TASKS TO CARRY OUT
A - Extract the portion of the scraping code from "# Function to extract the brand" up to and including "brand_string = brand_value.strip()".
B - Answer these questions about the scraping code:
(i) What logging level is passed to logging.basicConfig?
(ii) Which HTML tag does get_productname search for?
(iii) What error message does get_brand log when the brand name is missing?

In [None]:

import logging  # Import logging for tracking the execution of the code
from bs4 import BeautifulSoup  # Import BeautifulSoup for web scraping
import requests  # Import requests for making HTTP requests
import pandas as pd  # Import pandas for data manipulation and analysis
import numpy as np  # Import numpy for numerical operations
from datetime import datetime  # Import datetime for date and time manipulation
from dateutil.relativedelta import relativedelta  # Import relativedelta for calculating date differences

# Configure logging
logging.basicConfig(level=logging.INFO, format='%(asctime)s - %(levelname)s - %(message)s')


In [None]:

# Function to extract the product name
def get_productname(soup):
    try:
        logging.info("Extracting product name")
        productname = soup.find("h3", attrs={"class":'block m-0 line-clamp-2 font-regular text-base leading-sm text-darkOnyx-800 pt-0.5 h-full'})
        productname_value = productname.text
        productname_string = productname_value.strip()
    except AttributeError:
        logging.error("Product name not found")
        productname_string = ""
    return productname_string

# Function to extract the brand name
def get_brand(soup):
    try:
        logging.info("Extracting brand name")
        brand = soup.find("span", attrs={"class":'Label-sc-15v1nk5-0 BrandName___StyledLabel2-sc-hssfrl-1 gJxZPQ keQNWn'})
        brand_value = brand.text
        brand_string = brand_value.strip()
    except AttributeError:
        logging.error("Brand name not found")
        brand_string = ""
    return brand_string

# Function to extract the product code
def get_code(soup):
    try:
        logging.info("Extracting product code")
        code = soup.find("div", attrs={"style":"font-family: 'ProximaNova-Regular';font-size:13px;line-height: 18px;color:8f8f8f;"})
        code_value = code.text
        code_string = code_value.strip()
    except AttributeError:
        logging.error("Product code not found")
        code_string = ""
    return code_string

# Function to extract the product price
def get_price(soup):
    try:
        logging.info("Extracting product price")
        price = soup.find("span", attrs={'class':'Label-sc-15v1nk5-0 Pricing___StyledLabel-sc-pldi2d-1 gJxZPQ AypOi'}).string.strip()
    except AttributeError:
        logging.error("Product price not found")
        price = ""
    return price

# Function to extract the weight/volume of the product
def get_wv(soup):
    try:
        logging.info("Extracting weight/volume")
        wv = soup.find("span", attrs={"class":'Label-sc-15v1nk5-0 PackSizeSelector___StyledLabel2-sc-l9rhbt-2 gJxZPQ hDJUsF'})

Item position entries
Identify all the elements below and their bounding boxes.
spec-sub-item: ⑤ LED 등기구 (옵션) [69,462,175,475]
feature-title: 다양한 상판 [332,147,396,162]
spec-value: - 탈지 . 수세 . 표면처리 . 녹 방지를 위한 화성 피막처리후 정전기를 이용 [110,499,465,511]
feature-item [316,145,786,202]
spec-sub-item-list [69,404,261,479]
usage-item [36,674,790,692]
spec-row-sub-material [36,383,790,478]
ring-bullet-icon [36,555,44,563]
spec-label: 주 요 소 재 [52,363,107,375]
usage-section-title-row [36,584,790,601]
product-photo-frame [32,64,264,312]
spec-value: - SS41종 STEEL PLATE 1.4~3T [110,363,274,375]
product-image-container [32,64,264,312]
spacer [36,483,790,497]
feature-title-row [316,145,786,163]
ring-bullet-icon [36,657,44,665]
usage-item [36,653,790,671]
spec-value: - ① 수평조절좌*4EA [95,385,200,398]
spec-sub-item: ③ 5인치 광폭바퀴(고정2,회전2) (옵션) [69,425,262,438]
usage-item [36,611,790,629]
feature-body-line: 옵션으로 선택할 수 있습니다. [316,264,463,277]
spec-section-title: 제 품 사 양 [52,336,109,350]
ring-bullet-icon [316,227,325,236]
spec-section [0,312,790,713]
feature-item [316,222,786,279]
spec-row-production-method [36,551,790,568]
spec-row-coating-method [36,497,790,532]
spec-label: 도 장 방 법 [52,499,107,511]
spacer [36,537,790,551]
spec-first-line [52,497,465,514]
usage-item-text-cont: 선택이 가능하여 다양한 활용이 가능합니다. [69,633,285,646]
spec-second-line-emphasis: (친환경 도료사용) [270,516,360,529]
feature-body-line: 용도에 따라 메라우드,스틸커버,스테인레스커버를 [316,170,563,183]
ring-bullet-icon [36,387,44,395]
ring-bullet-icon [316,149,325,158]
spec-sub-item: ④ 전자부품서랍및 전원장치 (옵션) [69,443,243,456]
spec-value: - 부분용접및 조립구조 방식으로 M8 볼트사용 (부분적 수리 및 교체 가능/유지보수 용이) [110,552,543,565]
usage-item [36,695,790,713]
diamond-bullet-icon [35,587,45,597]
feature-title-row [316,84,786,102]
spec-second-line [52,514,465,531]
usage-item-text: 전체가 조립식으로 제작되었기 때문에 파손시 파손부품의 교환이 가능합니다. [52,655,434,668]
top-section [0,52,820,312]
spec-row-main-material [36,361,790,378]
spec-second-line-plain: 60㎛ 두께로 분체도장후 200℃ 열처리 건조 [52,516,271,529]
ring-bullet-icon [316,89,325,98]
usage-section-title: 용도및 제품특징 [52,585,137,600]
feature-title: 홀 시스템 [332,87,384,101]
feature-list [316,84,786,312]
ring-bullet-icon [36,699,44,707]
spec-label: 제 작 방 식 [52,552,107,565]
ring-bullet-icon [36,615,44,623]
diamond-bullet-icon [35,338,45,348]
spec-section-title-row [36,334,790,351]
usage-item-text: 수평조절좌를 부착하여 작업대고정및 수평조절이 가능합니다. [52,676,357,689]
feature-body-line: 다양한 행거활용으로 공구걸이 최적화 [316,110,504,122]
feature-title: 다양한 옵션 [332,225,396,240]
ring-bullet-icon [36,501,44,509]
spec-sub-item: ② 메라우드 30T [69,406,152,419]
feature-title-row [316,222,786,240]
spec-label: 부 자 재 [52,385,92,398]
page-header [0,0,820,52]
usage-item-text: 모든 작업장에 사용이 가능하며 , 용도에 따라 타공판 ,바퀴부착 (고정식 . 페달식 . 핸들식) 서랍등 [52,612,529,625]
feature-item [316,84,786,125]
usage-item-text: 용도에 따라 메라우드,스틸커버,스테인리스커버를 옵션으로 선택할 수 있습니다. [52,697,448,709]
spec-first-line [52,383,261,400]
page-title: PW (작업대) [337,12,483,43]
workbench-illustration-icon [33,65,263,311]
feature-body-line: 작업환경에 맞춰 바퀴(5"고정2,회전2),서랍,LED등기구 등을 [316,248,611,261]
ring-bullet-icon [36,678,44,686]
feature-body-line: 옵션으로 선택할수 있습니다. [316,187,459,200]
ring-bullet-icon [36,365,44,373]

RESULTS FOR EACH TASK
A -
# Function to extract the brand name
def get_brand(soup):
    try:
        logging.info("Extracting brand name")
        brand = soup.find("span", attrs={"class":'Label-sc-15v1nk5-0 BrandName___StyledLabel2-sc-hssfrl-1 gJxZPQ keQNWn'})
        brand_value = brand.text
        brand_string = brand_value.strip()

B -
(i) logging.INFO
(ii) h3
(iii) "Brand name not found"